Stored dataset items
________________________

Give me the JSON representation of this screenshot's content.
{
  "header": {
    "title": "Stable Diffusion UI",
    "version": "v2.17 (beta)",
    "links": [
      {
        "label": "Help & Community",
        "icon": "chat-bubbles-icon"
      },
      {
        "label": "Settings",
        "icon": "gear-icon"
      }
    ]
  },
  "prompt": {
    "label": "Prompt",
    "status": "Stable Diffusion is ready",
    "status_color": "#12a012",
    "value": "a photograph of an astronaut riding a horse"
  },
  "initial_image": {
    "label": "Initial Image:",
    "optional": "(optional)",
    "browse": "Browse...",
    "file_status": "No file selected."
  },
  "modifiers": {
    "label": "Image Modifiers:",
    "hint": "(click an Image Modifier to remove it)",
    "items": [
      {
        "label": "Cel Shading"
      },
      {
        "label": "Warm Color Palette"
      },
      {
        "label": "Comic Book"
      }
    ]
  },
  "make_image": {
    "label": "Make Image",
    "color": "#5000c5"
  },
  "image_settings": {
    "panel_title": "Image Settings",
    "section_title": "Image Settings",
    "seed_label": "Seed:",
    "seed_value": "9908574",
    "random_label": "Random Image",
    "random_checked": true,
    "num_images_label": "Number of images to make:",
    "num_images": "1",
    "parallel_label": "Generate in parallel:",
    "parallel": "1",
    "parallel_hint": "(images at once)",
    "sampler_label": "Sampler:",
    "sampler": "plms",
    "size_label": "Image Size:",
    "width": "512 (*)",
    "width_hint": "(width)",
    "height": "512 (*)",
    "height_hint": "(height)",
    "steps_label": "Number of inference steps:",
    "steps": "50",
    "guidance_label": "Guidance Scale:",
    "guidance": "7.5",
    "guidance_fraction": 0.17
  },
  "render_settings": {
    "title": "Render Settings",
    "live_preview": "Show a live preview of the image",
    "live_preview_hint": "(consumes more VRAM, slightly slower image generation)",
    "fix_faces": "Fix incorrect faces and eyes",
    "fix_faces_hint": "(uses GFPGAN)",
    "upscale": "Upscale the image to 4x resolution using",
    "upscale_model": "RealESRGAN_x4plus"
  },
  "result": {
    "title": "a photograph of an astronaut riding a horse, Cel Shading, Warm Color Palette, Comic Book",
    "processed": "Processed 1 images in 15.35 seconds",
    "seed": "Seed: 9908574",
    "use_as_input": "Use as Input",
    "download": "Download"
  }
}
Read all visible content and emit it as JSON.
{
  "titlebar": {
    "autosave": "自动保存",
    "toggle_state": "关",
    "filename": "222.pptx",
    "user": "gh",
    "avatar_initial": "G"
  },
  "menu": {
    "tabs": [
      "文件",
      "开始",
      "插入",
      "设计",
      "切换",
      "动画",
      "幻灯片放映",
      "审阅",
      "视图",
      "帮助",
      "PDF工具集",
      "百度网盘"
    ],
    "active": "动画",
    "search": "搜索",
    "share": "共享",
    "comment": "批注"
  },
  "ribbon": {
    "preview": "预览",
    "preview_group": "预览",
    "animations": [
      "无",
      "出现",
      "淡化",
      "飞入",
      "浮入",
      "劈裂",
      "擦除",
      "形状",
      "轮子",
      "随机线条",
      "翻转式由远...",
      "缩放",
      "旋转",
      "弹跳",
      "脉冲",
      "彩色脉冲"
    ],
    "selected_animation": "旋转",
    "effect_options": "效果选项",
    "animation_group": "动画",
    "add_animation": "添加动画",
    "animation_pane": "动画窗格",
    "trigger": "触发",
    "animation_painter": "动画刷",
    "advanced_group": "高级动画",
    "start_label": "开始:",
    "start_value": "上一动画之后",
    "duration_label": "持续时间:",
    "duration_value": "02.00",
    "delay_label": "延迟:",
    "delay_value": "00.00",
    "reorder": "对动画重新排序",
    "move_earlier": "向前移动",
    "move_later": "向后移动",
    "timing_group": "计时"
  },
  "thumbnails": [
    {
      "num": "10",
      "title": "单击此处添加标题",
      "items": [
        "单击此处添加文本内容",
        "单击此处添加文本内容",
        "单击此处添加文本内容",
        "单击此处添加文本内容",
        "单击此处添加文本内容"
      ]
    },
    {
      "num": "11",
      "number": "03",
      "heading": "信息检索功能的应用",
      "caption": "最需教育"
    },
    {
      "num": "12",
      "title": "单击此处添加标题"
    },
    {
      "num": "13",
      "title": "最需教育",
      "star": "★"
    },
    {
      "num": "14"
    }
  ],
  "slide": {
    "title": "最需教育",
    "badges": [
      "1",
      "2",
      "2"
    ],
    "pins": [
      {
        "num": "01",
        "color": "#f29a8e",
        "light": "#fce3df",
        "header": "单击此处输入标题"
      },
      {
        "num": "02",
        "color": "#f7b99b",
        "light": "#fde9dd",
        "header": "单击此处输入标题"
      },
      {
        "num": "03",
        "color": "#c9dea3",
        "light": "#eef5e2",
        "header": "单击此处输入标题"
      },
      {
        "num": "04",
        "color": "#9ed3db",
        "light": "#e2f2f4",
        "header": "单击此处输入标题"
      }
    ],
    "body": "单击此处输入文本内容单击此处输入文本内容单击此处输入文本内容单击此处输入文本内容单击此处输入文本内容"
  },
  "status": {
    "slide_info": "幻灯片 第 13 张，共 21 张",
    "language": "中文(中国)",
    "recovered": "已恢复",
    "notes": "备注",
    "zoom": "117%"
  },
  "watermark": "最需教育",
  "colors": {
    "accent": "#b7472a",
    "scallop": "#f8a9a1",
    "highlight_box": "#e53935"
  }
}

________________________

- **What you have to do**: Within the listing above, find every line containing the string "Diffusion" and return it.

- **Final result**:
    "title": "Stable Diffusion UI",
    "status": "Stable Diffusion is ready",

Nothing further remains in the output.